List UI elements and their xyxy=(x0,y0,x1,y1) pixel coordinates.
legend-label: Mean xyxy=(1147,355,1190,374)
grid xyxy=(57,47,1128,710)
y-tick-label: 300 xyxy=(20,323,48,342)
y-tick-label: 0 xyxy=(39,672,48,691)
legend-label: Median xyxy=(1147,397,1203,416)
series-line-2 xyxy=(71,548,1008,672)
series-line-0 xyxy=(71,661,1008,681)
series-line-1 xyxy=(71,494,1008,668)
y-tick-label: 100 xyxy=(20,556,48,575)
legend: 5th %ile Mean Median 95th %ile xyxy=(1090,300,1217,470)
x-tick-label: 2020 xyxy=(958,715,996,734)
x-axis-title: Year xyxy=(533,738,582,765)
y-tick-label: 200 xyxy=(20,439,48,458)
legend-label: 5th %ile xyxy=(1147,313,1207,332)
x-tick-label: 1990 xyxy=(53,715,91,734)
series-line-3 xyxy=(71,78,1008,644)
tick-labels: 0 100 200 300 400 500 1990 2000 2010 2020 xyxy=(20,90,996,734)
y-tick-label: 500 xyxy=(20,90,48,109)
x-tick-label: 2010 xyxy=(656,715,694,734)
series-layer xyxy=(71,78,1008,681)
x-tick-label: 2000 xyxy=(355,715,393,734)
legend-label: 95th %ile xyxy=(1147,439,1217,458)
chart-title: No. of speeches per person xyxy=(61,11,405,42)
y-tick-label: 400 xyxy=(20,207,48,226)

- **Task to carry out**:
Reproduce the records above line for line, with no changes.

- **Task response**:
List UI elements and their xyxy=(x0,y0,x1,y1) pixel coordinates.
legend-label: Mean xyxy=(1147,355,1190,374)
grid xyxy=(57,47,1128,710)
y-tick-label: 300 xyxy=(20,323,48,342)
y-tick-label: 0 xyxy=(39,672,48,691)
legend-label: Median xyxy=(1147,397,1203,416)
series-line-2 xyxy=(71,548,1008,672)
series-line-0 xyxy=(71,661,1008,681)
series-line-1 xyxy=(71,494,1008,668)
y-tick-label: 100 xyxy=(20,556,48,575)
legend: 5th %ile Mean Median 95th %ile xyxy=(1090,300,1217,470)
x-tick-label: 2020 xyxy=(958,715,996,734)
x-axis-title: Year xyxy=(533,738,582,765)
y-tick-label: 200 xyxy=(20,439,48,458)
legend-label: 5th %ile xyxy=(1147,313,1207,332)
x-tick-label: 1990 xyxy=(53,715,91,734)
series-line-3 xyxy=(71,78,1008,644)
tick-labels: 0 100 200 300 400 500 1990 2000 2010 2020 xyxy=(20,90,996,734)
y-tick-label: 500 xyxy=(20,90,48,109)
x-tick-label: 2010 xyxy=(656,715,694,734)
series-layer xyxy=(71,78,1008,681)
x-tick-label: 2000 xyxy=(355,715,393,734)
legend-label: 95th %ile xyxy=(1147,439,1217,458)
chart-title: No. of speeches per person xyxy=(61,11,405,42)
y-tick-label: 400 xyxy=(20,207,48,226)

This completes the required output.